- [Stated task]: Restate the entries word for word, omitting nothing.

* Begin The input *

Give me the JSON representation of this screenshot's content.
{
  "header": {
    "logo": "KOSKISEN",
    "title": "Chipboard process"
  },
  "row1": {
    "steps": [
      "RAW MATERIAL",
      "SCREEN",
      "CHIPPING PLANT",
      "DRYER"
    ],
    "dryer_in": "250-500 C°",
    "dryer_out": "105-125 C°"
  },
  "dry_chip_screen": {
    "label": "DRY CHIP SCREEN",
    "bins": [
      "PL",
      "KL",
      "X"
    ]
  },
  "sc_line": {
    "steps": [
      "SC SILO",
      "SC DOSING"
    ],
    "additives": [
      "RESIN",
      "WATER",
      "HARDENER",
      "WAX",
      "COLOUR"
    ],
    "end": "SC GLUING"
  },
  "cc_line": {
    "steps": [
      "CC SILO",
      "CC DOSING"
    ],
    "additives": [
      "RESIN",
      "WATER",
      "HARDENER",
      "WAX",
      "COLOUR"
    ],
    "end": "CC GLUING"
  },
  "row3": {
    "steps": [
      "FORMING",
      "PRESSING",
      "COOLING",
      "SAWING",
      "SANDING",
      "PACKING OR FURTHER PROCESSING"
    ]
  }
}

* End The input *

- [Answer to this problem]:
Give me the JSON representation of this screenshot's content.
{
  "header": {
    "logo": "KOSKISEN",
    "title": "Chipboard process"
  },
  "row1": {
    "steps": [
      "RAW MATERIAL",
      "SCREEN",
      "CHIPPING PLANT",
      "DRYER"
    ],
    "dryer_in": "250-500 C°",
    "dryer_out": "105-125 C°"
  },
  "dry_chip_screen": {
    "label": "DRY CHIP SCREEN",
    "bins": [
      "PL",
      "KL",
      "X"
    ]
  },
  "sc_line": {
    "steps": [
      "SC SILO",
      "SC DOSING"
    ],
    "additives": [
      "RESIN",
      "WATER",
      "HARDENER",
      "WAX",
      "COLOUR"
    ],
    "end": "SC GLUING"
  },
  "cc_line": {
    "steps": [
      "CC SILO",
      "CC DOSING"
    ],
    "additives": [
      "RESIN",
      "WATER",
      "HARDENER",
      "WAX",
      "COLOUR"
    ],
    "end": "CC GLUING"
  },
  "row3": {
    "steps": [
      "FORMING",
      "PRESSING",
      "COOLING",
      "SAWING",
      "SANDING",
      "PACKING OR FURTHER PROCESSING"
    ]
  }
}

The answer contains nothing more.